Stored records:
★ ★ ★

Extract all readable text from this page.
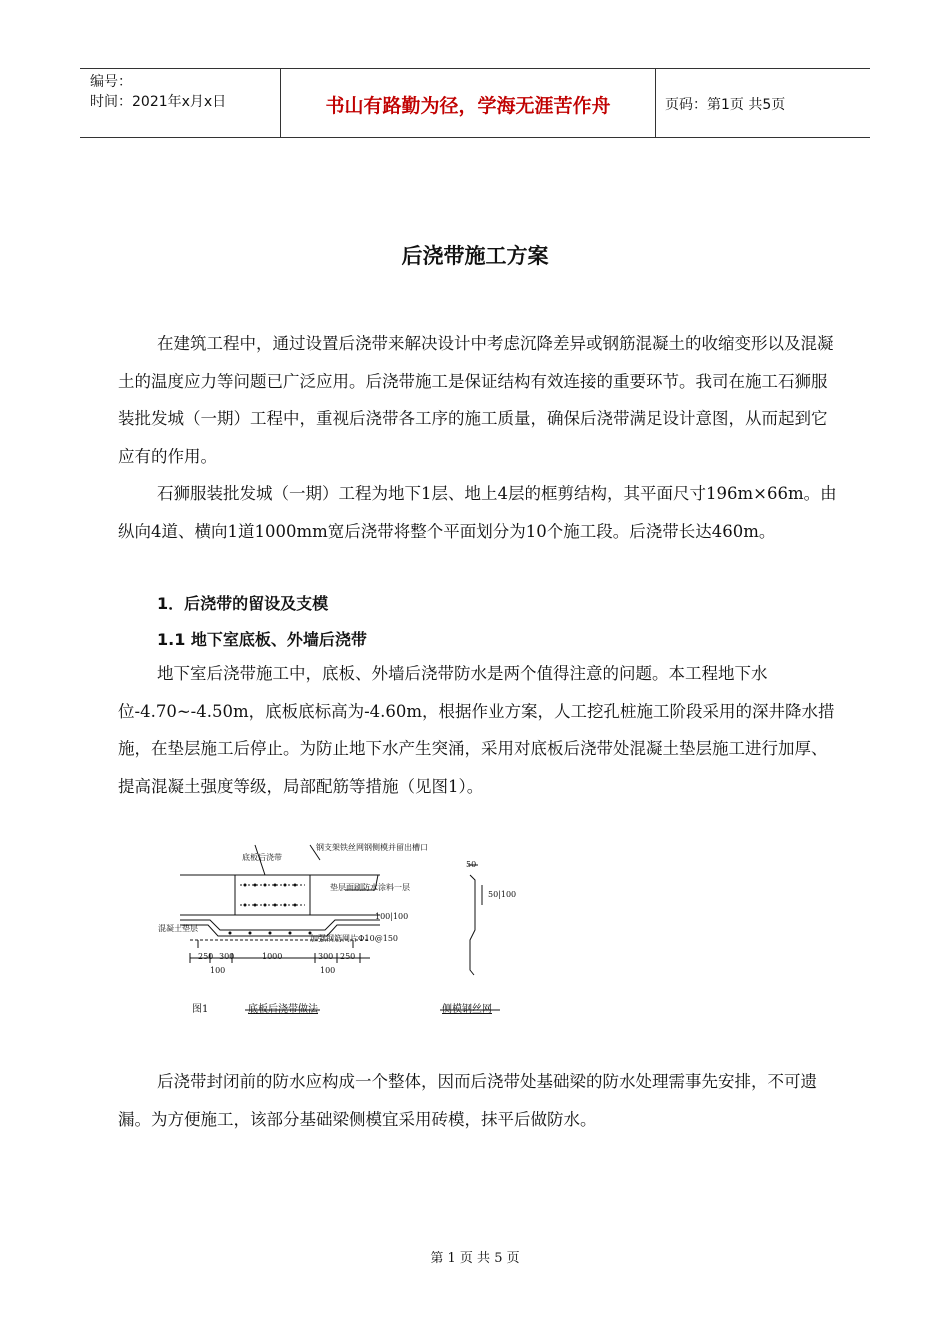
编号：
时间：2021年x月x日	书山有路勤为径，学海无涯苦作舟	页码：第1页 共5页
后浇带施工方案

在建筑工程中，通过设置后浇带来解决设计中考虑沉降差异或钢筋混凝土的收缩变形以及混凝土的温度应力等问题已广泛应用。后浇带施工是保证结构有效连接的重要环节。我司在施工石狮服装批发城（一期）工程中，重视后浇带各工序的施工质量，确保后浇带满足设计意图，从而起到它应有的作用。

石狮服装批发城（一期）工程为地下1层、地上4层的框剪结构，其平面尺寸196m×66m。由纵向4道、横向1道1000mm宽后浇带将整个平面划分为10个施工段。后浇带长达460m。

1．后浇带的留设及支模
1.1 地下室底板、外墙后浇带

地下室后浇带施工中，底板、外墙后浇带防水是两个值得注意的问题。本工程地下水位-4.70~-4.50m，底板底标高为-4.60m，根据作业方案，人工挖孔桩施工阶段采用的深井降水措施，在垫层施工后停止。为防止地下水产生突涌，采用对底板后浇带处混凝土垫层施工进行加厚、提高混凝土强度等级，局部配筋等措施（见图1）。

底板后浇带
钢支架铁丝网钢侧模并留出槽口
垫层面刷防水涂料一层
混凝土垫层
加强钢筋网片Φ10@150
250 300	1000	300 250
100	100
100|100
50
50|100
图1	底板后浇带做法	侧模钢丝网

后浇带封闭前的防水应构成一个整体，因而后浇带处基础梁的防水处理需事先安排，不可遗漏。为方便施工，该部分基础梁侧模宜采用砖模，抹平后做防水。

第 1 页 共 5 页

★ ★ ★

## Task goal
Repeat the data in full and exactly. Omit pictures.

## In response
Extract all readable text from this page.
编号：
时间：2021年x月x日	书山有路勤为径，学海无涯苦作舟	页码：第1页 共5页
后浇带施工方案

在建筑工程中，通过设置后浇带来解决设计中考虑沉降差异或钢筋混凝土的收缩变形以及混凝土的温度应力等问题已广泛应用。后浇带施工是保证结构有效连接的重要环节。我司在施工石狮服装批发城（一期）工程中，重视后浇带各工序的施工质量，确保后浇带满足设计意图，从而起到它应有的作用。

石狮服装批发城（一期）工程为地下1层、地上4层的框剪结构，其平面尺寸196m×66m。由纵向4道、横向1道1000mm宽后浇带将整个平面划分为10个施工段。后浇带长达460m。

1．后浇带的留设及支模
1.1 地下室底板、外墙后浇带

地下室后浇带施工中，底板、外墙后浇带防水是两个值得注意的问题。本工程地下水位-4.70~-4.50m，底板底标高为-4.60m，根据作业方案，人工挖孔桩施工阶段采用的深井降水措施，在垫层施工后停止。为防止地下水产生突涌，采用对底板后浇带处混凝土垫层施工进行加厚、提高混凝土强度等级，局部配筋等措施（见图1）。

底板后浇带
钢支架铁丝网钢侧模并留出槽口
垫层面刷防水涂料一层
混凝土垫层
加强钢筋网片Φ10@150
250 300	1000	300 250
100	100
100|100
50
50|100
图1	底板后浇带做法	侧模钢丝网

后浇带封闭前的防水应构成一个整体，因而后浇带处基础梁的防水处理需事先安排，不可遗漏。为方便施工，该部分基础梁侧模宜采用砖模，抹平后做防水。

第 1 页 共 5 页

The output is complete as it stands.